Work instructions:
Where the data below has the string "color", return the whole line.

Items:
= = =
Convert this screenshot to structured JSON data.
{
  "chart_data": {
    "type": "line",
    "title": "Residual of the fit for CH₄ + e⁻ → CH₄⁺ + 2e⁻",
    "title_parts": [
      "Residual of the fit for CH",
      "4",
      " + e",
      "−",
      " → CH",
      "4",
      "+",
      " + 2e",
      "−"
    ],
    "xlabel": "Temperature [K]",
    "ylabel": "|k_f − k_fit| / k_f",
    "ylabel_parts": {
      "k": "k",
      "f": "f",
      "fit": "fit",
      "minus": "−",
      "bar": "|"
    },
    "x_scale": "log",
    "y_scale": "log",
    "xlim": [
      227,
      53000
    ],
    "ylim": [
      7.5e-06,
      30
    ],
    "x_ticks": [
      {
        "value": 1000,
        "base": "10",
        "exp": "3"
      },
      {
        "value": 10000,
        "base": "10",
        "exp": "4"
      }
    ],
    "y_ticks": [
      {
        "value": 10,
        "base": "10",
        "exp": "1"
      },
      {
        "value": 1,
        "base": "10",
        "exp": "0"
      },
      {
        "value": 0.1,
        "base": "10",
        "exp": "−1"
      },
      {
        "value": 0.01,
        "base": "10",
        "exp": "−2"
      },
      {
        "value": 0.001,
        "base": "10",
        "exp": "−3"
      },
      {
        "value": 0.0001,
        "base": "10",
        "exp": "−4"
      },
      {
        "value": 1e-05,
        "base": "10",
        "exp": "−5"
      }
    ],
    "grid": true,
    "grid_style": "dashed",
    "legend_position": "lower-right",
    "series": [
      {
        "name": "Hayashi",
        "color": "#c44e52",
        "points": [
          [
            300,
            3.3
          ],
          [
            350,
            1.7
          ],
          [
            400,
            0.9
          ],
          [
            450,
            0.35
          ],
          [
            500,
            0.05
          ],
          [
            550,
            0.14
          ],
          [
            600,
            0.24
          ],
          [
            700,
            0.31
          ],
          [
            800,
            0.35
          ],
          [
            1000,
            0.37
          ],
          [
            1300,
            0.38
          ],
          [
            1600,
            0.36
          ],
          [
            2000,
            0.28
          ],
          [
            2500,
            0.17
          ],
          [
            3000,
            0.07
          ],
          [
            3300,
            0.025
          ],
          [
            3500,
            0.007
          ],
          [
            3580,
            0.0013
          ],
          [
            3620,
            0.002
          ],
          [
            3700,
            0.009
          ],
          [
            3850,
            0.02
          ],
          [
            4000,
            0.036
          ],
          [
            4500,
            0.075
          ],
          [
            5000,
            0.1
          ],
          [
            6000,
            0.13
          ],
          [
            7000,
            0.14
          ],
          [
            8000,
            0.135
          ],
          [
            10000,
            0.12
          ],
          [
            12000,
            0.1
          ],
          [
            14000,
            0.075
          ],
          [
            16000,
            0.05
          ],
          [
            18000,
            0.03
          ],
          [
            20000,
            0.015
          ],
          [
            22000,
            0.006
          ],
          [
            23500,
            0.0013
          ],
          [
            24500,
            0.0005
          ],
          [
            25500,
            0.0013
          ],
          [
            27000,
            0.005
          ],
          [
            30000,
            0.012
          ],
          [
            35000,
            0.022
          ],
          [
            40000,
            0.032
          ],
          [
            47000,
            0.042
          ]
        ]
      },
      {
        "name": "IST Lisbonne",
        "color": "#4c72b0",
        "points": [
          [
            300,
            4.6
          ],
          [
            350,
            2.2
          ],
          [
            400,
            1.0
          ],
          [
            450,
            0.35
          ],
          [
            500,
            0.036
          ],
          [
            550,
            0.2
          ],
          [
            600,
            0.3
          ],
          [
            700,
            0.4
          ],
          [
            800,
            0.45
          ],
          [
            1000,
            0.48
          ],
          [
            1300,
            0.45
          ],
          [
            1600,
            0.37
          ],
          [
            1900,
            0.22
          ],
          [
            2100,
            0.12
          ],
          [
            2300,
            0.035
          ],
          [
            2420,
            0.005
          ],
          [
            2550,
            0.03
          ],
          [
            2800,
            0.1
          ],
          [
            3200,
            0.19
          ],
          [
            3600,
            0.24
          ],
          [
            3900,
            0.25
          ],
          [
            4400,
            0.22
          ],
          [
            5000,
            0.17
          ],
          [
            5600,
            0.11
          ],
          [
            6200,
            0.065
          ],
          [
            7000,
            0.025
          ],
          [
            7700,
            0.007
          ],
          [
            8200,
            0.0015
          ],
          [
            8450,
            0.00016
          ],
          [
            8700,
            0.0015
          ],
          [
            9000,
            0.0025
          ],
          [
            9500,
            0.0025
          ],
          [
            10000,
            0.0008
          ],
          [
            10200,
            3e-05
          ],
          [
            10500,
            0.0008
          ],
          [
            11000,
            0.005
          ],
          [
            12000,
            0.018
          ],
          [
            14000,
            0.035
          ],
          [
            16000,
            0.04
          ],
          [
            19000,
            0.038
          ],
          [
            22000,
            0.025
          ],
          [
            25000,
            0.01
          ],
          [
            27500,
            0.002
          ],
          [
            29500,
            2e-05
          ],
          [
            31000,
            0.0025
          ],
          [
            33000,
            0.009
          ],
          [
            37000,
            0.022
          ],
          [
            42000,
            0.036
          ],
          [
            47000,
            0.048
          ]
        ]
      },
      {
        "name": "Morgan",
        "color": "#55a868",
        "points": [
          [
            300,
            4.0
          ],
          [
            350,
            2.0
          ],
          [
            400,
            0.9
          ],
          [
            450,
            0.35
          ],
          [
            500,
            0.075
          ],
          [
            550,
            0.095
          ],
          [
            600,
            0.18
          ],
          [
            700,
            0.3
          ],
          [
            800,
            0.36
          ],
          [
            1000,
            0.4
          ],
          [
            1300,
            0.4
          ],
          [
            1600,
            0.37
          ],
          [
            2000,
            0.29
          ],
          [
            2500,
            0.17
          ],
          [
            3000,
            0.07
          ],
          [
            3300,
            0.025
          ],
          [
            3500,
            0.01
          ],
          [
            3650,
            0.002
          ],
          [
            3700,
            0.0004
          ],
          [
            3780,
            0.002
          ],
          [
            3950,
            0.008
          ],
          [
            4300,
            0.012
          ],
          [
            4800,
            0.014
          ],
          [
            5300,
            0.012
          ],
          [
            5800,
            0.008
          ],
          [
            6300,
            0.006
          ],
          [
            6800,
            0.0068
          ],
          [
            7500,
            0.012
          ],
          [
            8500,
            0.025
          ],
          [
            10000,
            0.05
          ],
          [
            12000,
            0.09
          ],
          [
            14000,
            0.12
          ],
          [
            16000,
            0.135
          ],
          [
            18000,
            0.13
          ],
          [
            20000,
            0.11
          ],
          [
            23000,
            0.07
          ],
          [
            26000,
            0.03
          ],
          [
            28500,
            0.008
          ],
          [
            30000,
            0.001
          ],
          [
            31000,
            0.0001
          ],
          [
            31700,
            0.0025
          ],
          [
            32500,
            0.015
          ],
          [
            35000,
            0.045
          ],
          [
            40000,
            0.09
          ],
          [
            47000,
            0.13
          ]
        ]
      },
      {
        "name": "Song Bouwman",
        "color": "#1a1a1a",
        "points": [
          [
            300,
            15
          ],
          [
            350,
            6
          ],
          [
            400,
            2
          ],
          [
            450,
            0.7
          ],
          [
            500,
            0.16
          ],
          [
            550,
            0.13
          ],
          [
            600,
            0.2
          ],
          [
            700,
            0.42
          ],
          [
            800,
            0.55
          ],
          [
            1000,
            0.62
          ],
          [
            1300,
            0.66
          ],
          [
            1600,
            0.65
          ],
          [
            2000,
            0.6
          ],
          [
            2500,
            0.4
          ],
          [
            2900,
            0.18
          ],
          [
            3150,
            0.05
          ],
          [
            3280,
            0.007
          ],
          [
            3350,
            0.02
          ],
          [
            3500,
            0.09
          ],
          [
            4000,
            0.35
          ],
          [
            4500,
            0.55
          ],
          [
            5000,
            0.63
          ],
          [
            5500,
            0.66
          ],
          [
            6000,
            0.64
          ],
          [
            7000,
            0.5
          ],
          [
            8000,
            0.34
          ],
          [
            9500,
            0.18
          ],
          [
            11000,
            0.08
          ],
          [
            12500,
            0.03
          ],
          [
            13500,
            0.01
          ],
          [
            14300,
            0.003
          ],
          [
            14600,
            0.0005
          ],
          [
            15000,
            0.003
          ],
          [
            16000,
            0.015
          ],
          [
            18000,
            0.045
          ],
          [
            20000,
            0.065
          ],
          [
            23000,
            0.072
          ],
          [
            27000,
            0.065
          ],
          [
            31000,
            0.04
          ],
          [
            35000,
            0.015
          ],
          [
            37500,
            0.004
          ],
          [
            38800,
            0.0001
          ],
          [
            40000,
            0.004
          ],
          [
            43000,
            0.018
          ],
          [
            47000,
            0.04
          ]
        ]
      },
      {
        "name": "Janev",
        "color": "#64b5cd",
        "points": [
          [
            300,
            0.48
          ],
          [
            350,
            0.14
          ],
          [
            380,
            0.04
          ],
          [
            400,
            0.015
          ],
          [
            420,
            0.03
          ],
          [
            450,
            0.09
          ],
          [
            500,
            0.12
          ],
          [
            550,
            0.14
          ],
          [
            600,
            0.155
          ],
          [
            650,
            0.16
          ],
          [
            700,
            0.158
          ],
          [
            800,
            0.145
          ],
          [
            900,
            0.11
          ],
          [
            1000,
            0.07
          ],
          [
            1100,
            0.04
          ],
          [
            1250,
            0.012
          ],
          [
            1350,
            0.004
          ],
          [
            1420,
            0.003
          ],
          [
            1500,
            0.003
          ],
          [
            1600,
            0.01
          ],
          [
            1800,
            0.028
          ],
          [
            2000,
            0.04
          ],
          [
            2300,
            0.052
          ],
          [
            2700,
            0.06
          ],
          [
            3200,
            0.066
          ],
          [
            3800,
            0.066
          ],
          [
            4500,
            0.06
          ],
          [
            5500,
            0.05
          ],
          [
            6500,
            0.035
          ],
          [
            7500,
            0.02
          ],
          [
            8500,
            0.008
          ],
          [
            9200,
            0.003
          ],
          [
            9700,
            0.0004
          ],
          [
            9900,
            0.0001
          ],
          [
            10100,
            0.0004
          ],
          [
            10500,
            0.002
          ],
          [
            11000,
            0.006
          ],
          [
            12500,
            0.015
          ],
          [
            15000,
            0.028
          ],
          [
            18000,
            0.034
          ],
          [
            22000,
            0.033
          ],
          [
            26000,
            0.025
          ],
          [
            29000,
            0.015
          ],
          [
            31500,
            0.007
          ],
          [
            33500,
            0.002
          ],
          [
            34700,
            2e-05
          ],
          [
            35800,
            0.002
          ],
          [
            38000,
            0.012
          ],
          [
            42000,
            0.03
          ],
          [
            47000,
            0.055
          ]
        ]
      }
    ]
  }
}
= = =
Solution:
        "color": "#c44e52",
        "color": "#4c72b0",
        "color": "#55a868",
        "color": "#1a1a1a",
        "color": "#64b5cd",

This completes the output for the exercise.